───── THE DATA
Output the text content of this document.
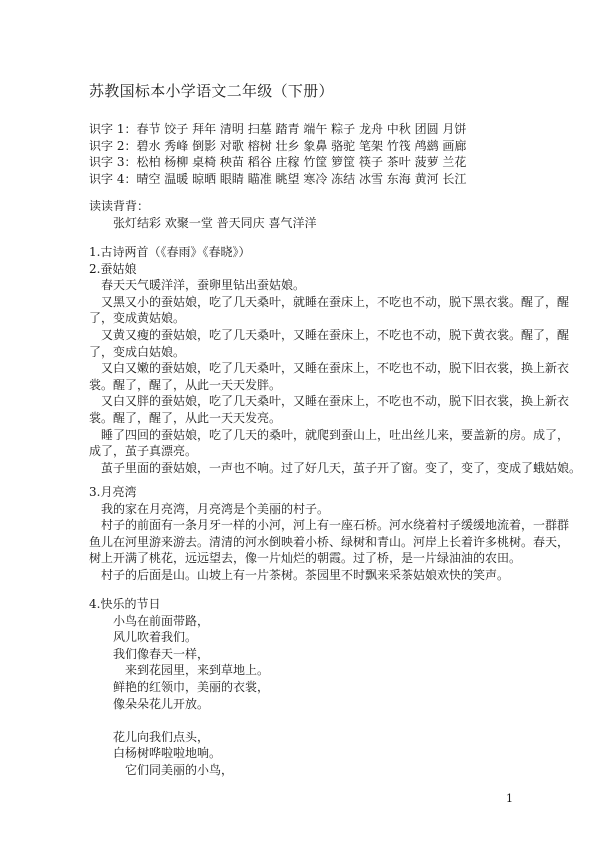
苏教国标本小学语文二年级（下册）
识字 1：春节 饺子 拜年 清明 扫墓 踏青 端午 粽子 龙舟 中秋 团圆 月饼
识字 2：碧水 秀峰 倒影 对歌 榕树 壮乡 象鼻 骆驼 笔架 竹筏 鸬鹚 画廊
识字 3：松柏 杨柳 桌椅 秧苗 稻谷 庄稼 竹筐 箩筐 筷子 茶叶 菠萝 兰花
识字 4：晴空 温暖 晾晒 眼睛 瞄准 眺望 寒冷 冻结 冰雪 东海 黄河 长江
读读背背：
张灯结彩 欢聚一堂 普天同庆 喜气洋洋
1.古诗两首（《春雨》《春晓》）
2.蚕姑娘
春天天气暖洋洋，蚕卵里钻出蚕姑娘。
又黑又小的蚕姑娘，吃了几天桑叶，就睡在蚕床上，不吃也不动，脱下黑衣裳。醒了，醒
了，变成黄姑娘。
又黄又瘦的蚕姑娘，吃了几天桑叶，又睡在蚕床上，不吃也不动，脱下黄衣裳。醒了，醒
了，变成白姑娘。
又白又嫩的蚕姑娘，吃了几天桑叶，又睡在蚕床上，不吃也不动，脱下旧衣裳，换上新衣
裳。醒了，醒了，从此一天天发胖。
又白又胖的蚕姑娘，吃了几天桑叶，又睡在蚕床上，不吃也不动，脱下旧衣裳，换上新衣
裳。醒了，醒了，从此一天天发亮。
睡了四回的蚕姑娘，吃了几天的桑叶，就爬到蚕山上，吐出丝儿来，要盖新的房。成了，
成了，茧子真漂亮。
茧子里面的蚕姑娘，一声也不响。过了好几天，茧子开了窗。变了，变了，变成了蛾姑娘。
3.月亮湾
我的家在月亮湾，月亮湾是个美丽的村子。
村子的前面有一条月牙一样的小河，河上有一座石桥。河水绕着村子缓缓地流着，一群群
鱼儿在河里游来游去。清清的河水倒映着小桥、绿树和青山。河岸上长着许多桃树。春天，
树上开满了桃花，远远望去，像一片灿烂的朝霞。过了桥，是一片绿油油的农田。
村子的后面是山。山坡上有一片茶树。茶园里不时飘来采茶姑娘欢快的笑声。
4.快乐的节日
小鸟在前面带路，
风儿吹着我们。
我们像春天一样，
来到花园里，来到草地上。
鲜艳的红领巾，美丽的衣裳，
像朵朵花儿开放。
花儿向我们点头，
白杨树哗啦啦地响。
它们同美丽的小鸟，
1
──────────
───── THE DATA
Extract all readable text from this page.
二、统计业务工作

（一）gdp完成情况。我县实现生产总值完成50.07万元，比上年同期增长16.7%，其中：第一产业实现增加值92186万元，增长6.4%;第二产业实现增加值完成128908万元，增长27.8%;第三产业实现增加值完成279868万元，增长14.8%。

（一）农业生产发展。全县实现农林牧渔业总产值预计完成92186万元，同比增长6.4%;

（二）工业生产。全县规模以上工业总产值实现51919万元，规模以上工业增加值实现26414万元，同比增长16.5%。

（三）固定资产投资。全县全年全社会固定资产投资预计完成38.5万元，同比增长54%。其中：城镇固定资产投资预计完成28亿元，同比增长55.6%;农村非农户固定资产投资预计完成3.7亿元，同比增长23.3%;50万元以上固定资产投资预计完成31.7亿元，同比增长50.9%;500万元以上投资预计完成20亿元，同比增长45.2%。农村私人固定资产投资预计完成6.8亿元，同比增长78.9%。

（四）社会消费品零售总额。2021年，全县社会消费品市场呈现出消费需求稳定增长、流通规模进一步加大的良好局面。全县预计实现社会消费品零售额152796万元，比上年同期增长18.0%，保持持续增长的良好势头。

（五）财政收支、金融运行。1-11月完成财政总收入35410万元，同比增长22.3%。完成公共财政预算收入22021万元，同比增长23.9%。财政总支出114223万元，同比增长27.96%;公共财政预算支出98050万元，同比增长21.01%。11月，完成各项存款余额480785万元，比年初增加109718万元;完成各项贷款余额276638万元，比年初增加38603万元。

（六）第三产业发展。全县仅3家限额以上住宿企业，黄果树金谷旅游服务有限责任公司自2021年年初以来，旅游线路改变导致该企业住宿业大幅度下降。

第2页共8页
──────────
───── THE DATA
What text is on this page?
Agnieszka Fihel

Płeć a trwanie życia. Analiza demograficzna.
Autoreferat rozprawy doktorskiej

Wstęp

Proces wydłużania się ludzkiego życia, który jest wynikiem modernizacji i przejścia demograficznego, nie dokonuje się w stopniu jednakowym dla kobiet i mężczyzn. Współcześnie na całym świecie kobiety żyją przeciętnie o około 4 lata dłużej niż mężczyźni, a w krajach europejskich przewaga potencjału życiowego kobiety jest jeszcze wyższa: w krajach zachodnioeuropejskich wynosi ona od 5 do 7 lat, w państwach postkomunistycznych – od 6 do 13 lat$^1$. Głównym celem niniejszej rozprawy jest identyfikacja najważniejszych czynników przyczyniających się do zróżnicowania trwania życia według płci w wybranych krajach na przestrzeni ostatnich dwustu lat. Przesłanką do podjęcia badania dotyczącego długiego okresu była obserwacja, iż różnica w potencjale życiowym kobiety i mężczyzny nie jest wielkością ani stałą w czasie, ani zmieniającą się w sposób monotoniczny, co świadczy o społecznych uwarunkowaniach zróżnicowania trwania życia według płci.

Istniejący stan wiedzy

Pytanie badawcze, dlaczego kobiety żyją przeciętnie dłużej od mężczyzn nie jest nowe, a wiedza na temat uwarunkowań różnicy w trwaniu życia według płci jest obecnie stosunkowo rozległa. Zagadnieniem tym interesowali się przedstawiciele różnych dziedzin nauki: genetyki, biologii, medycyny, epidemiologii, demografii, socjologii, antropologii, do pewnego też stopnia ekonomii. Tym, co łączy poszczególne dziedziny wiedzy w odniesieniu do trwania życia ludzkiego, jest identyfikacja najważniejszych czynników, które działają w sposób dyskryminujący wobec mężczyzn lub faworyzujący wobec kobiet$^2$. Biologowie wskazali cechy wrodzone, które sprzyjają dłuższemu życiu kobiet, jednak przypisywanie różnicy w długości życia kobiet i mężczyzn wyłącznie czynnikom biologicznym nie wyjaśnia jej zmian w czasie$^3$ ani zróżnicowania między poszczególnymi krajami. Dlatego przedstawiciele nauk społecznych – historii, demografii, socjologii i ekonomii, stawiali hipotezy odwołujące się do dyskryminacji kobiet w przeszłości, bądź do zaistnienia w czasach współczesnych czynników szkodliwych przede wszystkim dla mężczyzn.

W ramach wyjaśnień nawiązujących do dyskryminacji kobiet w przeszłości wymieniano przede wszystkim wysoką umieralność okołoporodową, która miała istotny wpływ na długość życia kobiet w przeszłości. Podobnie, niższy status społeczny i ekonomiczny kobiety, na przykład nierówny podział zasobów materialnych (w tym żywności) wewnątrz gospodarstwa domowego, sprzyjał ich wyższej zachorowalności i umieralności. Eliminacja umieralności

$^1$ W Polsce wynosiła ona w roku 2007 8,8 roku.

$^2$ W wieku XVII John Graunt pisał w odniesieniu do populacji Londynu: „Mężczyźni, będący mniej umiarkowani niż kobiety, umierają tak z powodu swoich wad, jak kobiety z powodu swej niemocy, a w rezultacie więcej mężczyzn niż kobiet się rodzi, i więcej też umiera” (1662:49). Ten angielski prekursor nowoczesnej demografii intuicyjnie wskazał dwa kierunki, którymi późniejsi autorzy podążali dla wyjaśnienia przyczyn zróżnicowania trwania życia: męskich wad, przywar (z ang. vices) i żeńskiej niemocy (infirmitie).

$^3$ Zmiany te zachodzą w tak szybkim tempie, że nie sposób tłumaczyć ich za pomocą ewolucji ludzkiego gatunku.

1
──────────
WHAT THE TASK REQUIRES → In the entries above, find the lines containing the word "this" and say how many there are, with no other words.

SOLUTION BELOW → 3